» **GOAL**
Pull every line that holds the word "freetemplatedownloads" from the entries.

[Source records]
---

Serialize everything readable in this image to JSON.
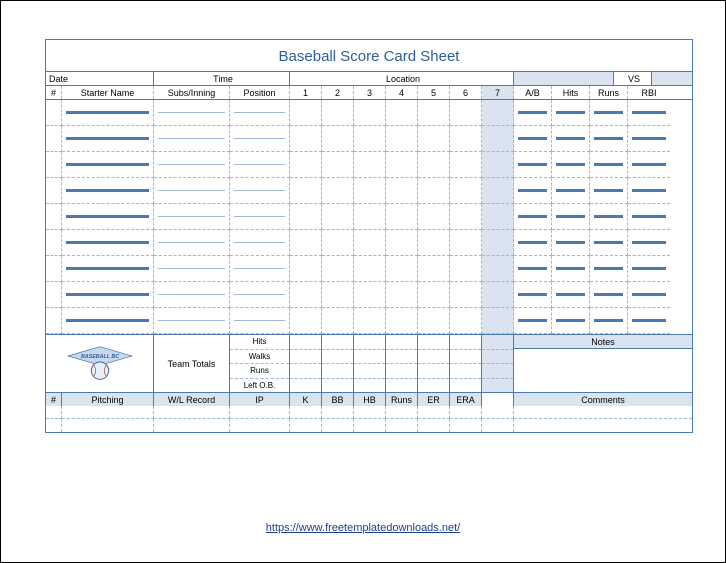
{
  "title": "Baseball Score Card Sheet",
  "meta": {
    "date_label": "Date",
    "time_label": "Time",
    "location_label": "Location",
    "vs_label": "VS"
  },
  "cols": {
    "num": "#",
    "starter": "Starter Name",
    "subs": "Subs/Inning",
    "position": "Position",
    "innings": [
      "1",
      "2",
      "3",
      "4",
      "5",
      "6",
      "7"
    ],
    "ab": "A/B",
    "hits": "Hits",
    "runs": "Runs",
    "rbi": "RBI"
  },
  "totals": {
    "team_totals": "Team Totals",
    "stat_rows": [
      "Hits",
      "Walks",
      "Runs",
      "Left O.B."
    ],
    "notes": "Notes"
  },
  "pitching": {
    "num": "#",
    "pitching": "Pitching",
    "wl": "W/L Record",
    "ip": "IP",
    "stats": [
      "K",
      "BB",
      "HB",
      "Runs",
      "ER",
      "ERA"
    ],
    "comments": "Comments"
  },
  "logo": {
    "text": "BASEBALL BC"
  },
  "link": {
    "url": "https://www.freetemplatedownloads.net/",
    "text": "https://www.freetemplatedownloads.net/"
  }
}
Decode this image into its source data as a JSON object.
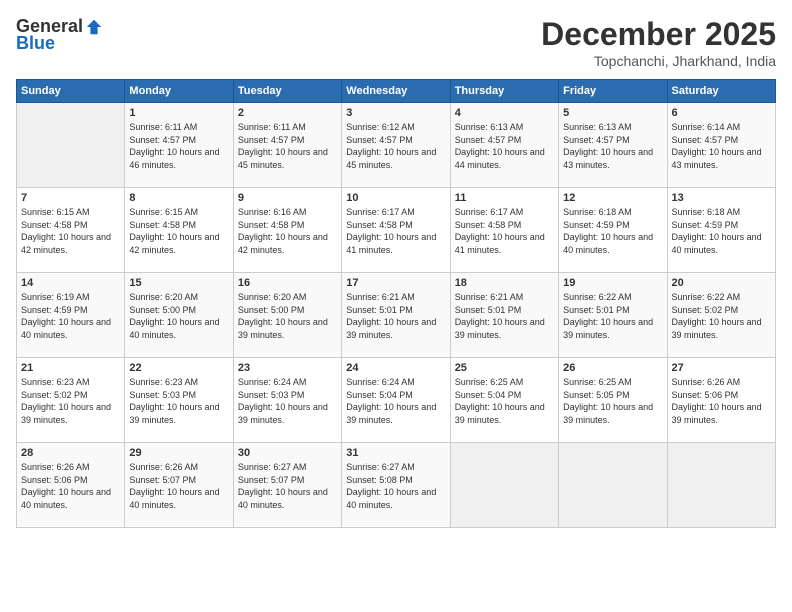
{
  "logo": {
    "general": "General",
    "blue": "Blue"
  },
  "header": {
    "month": "December 2025",
    "location": "Topchanchi, Jharkhand, India"
  },
  "days_of_week": [
    "Sunday",
    "Monday",
    "Tuesday",
    "Wednesday",
    "Thursday",
    "Friday",
    "Saturday"
  ],
  "weeks": [
    [
      {
        "day": "",
        "sunrise": "",
        "sunset": "",
        "daylight": "",
        "empty": true
      },
      {
        "day": "1",
        "sunrise": "Sunrise: 6:11 AM",
        "sunset": "Sunset: 4:57 PM",
        "daylight": "Daylight: 10 hours and 46 minutes."
      },
      {
        "day": "2",
        "sunrise": "Sunrise: 6:11 AM",
        "sunset": "Sunset: 4:57 PM",
        "daylight": "Daylight: 10 hours and 45 minutes."
      },
      {
        "day": "3",
        "sunrise": "Sunrise: 6:12 AM",
        "sunset": "Sunset: 4:57 PM",
        "daylight": "Daylight: 10 hours and 45 minutes."
      },
      {
        "day": "4",
        "sunrise": "Sunrise: 6:13 AM",
        "sunset": "Sunset: 4:57 PM",
        "daylight": "Daylight: 10 hours and 44 minutes."
      },
      {
        "day": "5",
        "sunrise": "Sunrise: 6:13 AM",
        "sunset": "Sunset: 4:57 PM",
        "daylight": "Daylight: 10 hours and 43 minutes."
      },
      {
        "day": "6",
        "sunrise": "Sunrise: 6:14 AM",
        "sunset": "Sunset: 4:57 PM",
        "daylight": "Daylight: 10 hours and 43 minutes."
      }
    ],
    [
      {
        "day": "7",
        "sunrise": "Sunrise: 6:15 AM",
        "sunset": "Sunset: 4:58 PM",
        "daylight": "Daylight: 10 hours and 42 minutes."
      },
      {
        "day": "8",
        "sunrise": "Sunrise: 6:15 AM",
        "sunset": "Sunset: 4:58 PM",
        "daylight": "Daylight: 10 hours and 42 minutes."
      },
      {
        "day": "9",
        "sunrise": "Sunrise: 6:16 AM",
        "sunset": "Sunset: 4:58 PM",
        "daylight": "Daylight: 10 hours and 42 minutes."
      },
      {
        "day": "10",
        "sunrise": "Sunrise: 6:17 AM",
        "sunset": "Sunset: 4:58 PM",
        "daylight": "Daylight: 10 hours and 41 minutes."
      },
      {
        "day": "11",
        "sunrise": "Sunrise: 6:17 AM",
        "sunset": "Sunset: 4:58 PM",
        "daylight": "Daylight: 10 hours and 41 minutes."
      },
      {
        "day": "12",
        "sunrise": "Sunrise: 6:18 AM",
        "sunset": "Sunset: 4:59 PM",
        "daylight": "Daylight: 10 hours and 40 minutes."
      },
      {
        "day": "13",
        "sunrise": "Sunrise: 6:18 AM",
        "sunset": "Sunset: 4:59 PM",
        "daylight": "Daylight: 10 hours and 40 minutes."
      }
    ],
    [
      {
        "day": "14",
        "sunrise": "Sunrise: 6:19 AM",
        "sunset": "Sunset: 4:59 PM",
        "daylight": "Daylight: 10 hours and 40 minutes."
      },
      {
        "day": "15",
        "sunrise": "Sunrise: 6:20 AM",
        "sunset": "Sunset: 5:00 PM",
        "daylight": "Daylight: 10 hours and 40 minutes."
      },
      {
        "day": "16",
        "sunrise": "Sunrise: 6:20 AM",
        "sunset": "Sunset: 5:00 PM",
        "daylight": "Daylight: 10 hours and 39 minutes."
      },
      {
        "day": "17",
        "sunrise": "Sunrise: 6:21 AM",
        "sunset": "Sunset: 5:01 PM",
        "daylight": "Daylight: 10 hours and 39 minutes."
      },
      {
        "day": "18",
        "sunrise": "Sunrise: 6:21 AM",
        "sunset": "Sunset: 5:01 PM",
        "daylight": "Daylight: 10 hours and 39 minutes."
      },
      {
        "day": "19",
        "sunrise": "Sunrise: 6:22 AM",
        "sunset": "Sunset: 5:01 PM",
        "daylight": "Daylight: 10 hours and 39 minutes."
      },
      {
        "day": "20",
        "sunrise": "Sunrise: 6:22 AM",
        "sunset": "Sunset: 5:02 PM",
        "daylight": "Daylight: 10 hours and 39 minutes."
      }
    ],
    [
      {
        "day": "21",
        "sunrise": "Sunrise: 6:23 AM",
        "sunset": "Sunset: 5:02 PM",
        "daylight": "Daylight: 10 hours and 39 minutes."
      },
      {
        "day": "22",
        "sunrise": "Sunrise: 6:23 AM",
        "sunset": "Sunset: 5:03 PM",
        "daylight": "Daylight: 10 hours and 39 minutes."
      },
      {
        "day": "23",
        "sunrise": "Sunrise: 6:24 AM",
        "sunset": "Sunset: 5:03 PM",
        "daylight": "Daylight: 10 hours and 39 minutes."
      },
      {
        "day": "24",
        "sunrise": "Sunrise: 6:24 AM",
        "sunset": "Sunset: 5:04 PM",
        "daylight": "Daylight: 10 hours and 39 minutes."
      },
      {
        "day": "25",
        "sunrise": "Sunrise: 6:25 AM",
        "sunset": "Sunset: 5:04 PM",
        "daylight": "Daylight: 10 hours and 39 minutes."
      },
      {
        "day": "26",
        "sunrise": "Sunrise: 6:25 AM",
        "sunset": "Sunset: 5:05 PM",
        "daylight": "Daylight: 10 hours and 39 minutes."
      },
      {
        "day": "27",
        "sunrise": "Sunrise: 6:26 AM",
        "sunset": "Sunset: 5:06 PM",
        "daylight": "Daylight: 10 hours and 39 minutes."
      }
    ],
    [
      {
        "day": "28",
        "sunrise": "Sunrise: 6:26 AM",
        "sunset": "Sunset: 5:06 PM",
        "daylight": "Daylight: 10 hours and 40 minutes."
      },
      {
        "day": "29",
        "sunrise": "Sunrise: 6:26 AM",
        "sunset": "Sunset: 5:07 PM",
        "daylight": "Daylight: 10 hours and 40 minutes."
      },
      {
        "day": "30",
        "sunrise": "Sunrise: 6:27 AM",
        "sunset": "Sunset: 5:07 PM",
        "daylight": "Daylight: 10 hours and 40 minutes."
      },
      {
        "day": "31",
        "sunrise": "Sunrise: 6:27 AM",
        "sunset": "Sunset: 5:08 PM",
        "daylight": "Daylight: 10 hours and 40 minutes."
      },
      {
        "day": "",
        "sunrise": "",
        "sunset": "",
        "daylight": "",
        "empty": true
      },
      {
        "day": "",
        "sunrise": "",
        "sunset": "",
        "daylight": "",
        "empty": true
      },
      {
        "day": "",
        "sunrise": "",
        "sunset": "",
        "daylight": "",
        "empty": true
      }
    ]
  ]
}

---

» **THE SOLUTION**
    "url": "https://www.freetemplatedownloads.net/",
    "text": "https://www.freetemplatedownloads.net/"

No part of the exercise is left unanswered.